### SHORT EXERCISE
Extract every line that includes the string "основное".

Stored items
_ _ _ _ _

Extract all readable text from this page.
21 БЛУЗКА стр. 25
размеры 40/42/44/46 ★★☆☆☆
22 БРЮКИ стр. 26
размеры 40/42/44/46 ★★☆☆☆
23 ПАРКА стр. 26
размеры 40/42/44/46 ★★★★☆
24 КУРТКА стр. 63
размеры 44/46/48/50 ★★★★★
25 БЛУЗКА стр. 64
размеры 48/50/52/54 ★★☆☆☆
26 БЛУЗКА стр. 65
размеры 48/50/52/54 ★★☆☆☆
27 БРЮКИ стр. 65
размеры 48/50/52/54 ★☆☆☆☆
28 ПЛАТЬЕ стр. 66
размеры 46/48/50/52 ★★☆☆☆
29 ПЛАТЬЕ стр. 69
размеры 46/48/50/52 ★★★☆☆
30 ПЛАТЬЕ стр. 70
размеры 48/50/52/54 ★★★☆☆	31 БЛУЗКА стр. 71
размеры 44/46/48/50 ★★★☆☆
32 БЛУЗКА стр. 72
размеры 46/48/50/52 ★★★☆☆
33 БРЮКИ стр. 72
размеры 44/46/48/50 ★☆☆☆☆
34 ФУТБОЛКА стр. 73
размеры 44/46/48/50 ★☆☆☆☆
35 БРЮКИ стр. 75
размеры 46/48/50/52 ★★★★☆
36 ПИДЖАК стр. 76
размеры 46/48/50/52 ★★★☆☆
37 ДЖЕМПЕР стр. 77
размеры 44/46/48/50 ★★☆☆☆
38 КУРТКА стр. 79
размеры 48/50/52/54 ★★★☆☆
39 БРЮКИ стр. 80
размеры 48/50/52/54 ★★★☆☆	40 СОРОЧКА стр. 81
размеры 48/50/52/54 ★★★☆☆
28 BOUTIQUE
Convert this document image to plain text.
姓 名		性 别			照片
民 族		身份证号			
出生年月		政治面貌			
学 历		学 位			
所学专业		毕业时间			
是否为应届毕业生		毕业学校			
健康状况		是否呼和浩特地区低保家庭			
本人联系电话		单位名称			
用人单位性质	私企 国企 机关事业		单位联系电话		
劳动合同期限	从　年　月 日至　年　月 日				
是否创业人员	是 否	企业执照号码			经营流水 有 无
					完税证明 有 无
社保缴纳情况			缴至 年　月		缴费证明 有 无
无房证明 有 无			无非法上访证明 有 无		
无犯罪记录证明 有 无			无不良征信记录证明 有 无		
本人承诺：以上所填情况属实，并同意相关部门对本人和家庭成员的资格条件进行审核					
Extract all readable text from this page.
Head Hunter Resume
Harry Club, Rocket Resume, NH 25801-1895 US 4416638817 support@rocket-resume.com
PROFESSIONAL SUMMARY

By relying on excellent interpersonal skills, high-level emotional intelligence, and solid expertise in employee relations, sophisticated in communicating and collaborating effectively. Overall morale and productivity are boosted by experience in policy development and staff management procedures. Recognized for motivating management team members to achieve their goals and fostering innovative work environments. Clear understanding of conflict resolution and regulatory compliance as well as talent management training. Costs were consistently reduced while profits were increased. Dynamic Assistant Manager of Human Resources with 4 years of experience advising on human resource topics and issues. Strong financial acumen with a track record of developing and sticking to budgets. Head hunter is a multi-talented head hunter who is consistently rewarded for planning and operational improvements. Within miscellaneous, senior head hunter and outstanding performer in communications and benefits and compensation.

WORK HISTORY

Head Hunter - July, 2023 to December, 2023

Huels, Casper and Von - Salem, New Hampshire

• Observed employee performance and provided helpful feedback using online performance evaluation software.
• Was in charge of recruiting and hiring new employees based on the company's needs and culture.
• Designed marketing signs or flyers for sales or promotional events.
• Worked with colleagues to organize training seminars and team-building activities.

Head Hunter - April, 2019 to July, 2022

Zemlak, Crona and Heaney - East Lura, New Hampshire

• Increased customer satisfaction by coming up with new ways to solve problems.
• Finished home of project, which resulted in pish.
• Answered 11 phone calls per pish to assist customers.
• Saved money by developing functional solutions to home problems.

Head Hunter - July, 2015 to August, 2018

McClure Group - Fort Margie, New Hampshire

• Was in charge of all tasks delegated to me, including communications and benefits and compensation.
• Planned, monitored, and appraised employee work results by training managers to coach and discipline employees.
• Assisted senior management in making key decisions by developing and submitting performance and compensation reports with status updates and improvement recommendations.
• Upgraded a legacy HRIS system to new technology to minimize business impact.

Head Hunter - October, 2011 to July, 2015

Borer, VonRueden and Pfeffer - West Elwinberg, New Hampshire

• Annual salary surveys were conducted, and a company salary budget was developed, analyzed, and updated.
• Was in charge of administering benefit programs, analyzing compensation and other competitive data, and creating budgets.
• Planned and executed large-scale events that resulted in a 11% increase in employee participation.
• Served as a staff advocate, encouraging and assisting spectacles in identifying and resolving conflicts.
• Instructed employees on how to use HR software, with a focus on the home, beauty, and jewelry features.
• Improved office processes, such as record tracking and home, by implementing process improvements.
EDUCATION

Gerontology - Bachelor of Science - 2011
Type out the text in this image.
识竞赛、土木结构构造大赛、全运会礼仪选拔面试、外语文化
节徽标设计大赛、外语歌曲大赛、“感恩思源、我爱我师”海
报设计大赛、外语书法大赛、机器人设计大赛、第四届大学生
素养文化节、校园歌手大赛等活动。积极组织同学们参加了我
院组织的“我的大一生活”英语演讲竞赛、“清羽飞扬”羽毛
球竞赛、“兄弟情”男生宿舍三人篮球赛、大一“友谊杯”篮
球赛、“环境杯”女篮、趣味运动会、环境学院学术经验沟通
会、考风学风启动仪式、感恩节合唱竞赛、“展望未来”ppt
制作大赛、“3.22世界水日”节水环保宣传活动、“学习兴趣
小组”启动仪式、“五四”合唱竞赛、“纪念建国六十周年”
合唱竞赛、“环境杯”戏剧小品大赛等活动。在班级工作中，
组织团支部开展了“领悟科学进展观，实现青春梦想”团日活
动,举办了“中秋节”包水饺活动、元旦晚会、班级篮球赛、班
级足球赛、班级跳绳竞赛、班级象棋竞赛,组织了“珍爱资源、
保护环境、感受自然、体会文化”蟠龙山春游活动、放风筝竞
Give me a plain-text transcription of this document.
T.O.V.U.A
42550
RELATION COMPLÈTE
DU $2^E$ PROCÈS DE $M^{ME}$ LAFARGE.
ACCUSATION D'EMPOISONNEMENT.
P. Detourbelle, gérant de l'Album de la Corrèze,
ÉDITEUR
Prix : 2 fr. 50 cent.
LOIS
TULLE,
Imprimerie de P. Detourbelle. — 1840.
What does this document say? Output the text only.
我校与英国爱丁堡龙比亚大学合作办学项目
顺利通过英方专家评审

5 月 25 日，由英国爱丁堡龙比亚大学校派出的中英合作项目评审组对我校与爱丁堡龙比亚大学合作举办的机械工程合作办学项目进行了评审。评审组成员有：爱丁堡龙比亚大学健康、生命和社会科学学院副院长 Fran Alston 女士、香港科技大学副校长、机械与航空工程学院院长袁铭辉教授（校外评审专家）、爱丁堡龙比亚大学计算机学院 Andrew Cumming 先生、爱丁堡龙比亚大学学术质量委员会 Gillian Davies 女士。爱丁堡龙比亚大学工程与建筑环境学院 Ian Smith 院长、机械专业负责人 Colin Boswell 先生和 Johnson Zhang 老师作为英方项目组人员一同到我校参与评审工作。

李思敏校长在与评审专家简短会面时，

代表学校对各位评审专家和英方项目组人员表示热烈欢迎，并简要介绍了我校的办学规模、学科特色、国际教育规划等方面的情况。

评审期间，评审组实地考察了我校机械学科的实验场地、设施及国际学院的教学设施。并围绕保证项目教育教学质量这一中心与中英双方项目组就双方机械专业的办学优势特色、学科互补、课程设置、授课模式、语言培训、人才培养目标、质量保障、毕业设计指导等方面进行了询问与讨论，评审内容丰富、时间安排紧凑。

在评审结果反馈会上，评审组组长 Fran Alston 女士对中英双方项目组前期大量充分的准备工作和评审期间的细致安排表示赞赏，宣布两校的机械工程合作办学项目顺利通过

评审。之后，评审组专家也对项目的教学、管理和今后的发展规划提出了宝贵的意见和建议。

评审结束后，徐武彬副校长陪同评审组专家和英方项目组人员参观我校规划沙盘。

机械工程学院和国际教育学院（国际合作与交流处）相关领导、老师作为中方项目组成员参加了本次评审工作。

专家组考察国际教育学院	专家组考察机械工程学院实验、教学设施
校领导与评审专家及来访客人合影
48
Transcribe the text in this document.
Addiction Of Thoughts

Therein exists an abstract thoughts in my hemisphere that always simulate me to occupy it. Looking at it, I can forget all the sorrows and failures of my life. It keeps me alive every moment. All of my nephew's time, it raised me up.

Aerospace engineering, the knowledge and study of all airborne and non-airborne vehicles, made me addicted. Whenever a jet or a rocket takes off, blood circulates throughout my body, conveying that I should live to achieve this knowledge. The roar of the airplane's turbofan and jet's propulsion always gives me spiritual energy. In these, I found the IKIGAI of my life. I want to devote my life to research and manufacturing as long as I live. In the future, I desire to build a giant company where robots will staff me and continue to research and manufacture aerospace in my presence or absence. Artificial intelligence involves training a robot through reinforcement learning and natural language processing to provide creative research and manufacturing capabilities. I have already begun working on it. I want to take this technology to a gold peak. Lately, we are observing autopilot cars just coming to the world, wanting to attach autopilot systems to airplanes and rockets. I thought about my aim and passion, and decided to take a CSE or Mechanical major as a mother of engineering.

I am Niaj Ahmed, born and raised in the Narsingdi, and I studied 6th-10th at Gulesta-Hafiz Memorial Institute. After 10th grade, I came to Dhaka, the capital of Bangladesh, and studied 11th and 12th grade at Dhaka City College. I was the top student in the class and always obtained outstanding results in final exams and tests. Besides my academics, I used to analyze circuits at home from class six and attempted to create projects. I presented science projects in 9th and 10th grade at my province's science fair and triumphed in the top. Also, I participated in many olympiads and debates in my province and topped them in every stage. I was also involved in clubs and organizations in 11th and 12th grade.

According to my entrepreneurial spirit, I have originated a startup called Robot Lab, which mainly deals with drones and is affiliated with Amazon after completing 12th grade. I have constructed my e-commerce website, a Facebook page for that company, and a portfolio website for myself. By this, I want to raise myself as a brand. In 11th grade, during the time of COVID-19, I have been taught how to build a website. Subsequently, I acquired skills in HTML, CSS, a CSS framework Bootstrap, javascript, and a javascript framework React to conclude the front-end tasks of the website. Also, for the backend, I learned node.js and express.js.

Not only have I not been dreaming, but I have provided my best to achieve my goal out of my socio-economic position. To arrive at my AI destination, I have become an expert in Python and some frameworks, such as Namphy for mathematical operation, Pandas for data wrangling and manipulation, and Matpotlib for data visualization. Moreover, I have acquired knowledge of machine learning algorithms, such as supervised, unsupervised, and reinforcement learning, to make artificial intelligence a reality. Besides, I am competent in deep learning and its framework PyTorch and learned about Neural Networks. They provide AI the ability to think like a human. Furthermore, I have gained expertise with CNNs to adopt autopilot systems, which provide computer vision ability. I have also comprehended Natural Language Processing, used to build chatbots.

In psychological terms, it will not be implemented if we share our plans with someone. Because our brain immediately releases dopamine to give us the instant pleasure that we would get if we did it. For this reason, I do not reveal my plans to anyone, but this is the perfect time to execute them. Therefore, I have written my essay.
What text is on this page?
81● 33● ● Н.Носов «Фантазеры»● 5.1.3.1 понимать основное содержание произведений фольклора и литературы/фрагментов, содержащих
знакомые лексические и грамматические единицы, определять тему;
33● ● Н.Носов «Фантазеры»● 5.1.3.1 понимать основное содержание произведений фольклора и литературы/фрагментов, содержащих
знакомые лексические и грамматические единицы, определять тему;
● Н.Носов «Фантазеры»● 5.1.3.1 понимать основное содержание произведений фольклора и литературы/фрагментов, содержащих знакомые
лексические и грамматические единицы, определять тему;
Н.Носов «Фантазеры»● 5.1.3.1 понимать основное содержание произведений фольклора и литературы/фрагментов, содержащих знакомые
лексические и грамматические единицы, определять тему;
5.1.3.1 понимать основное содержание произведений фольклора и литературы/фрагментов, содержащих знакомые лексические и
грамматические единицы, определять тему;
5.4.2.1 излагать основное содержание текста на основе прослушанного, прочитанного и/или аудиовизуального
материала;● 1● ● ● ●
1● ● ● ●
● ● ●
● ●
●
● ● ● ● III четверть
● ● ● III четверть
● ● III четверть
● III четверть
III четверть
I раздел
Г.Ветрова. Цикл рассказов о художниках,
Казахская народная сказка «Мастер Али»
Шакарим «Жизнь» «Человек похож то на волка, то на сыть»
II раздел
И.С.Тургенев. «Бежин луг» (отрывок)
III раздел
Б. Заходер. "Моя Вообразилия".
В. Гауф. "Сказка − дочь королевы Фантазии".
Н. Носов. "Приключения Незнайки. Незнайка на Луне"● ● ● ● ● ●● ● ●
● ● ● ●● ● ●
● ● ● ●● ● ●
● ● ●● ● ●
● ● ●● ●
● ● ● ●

_ _ _ _ _

### THE SOLUTION
81● 33● ● Н.Носов «Фантазеры»● 5.1.3.1 понимать основное содержание произведений фольклора и литературы/фрагментов, содержащих
33● ● Н.Носов «Фантазеры»● 5.1.3.1 понимать основное содержание произведений фольклора и литературы/фрагментов, содержащих
● Н.Носов «Фантазеры»● 5.1.3.1 понимать основное содержание произведений фольклора и литературы/фрагментов, содержащих знакомые
Н.Носов «Фантазеры»● 5.1.3.1 понимать основное содержание произведений фольклора и литературы/фрагментов, содержащих знакомые
5.1.3.1 понимать основное содержание произведений фольклора и литературы/фрагментов, содержащих знакомые лексические и
5.4.2.1 излагать основное содержание текста на основе прослушанного, прочитанного и/или аудиовизуального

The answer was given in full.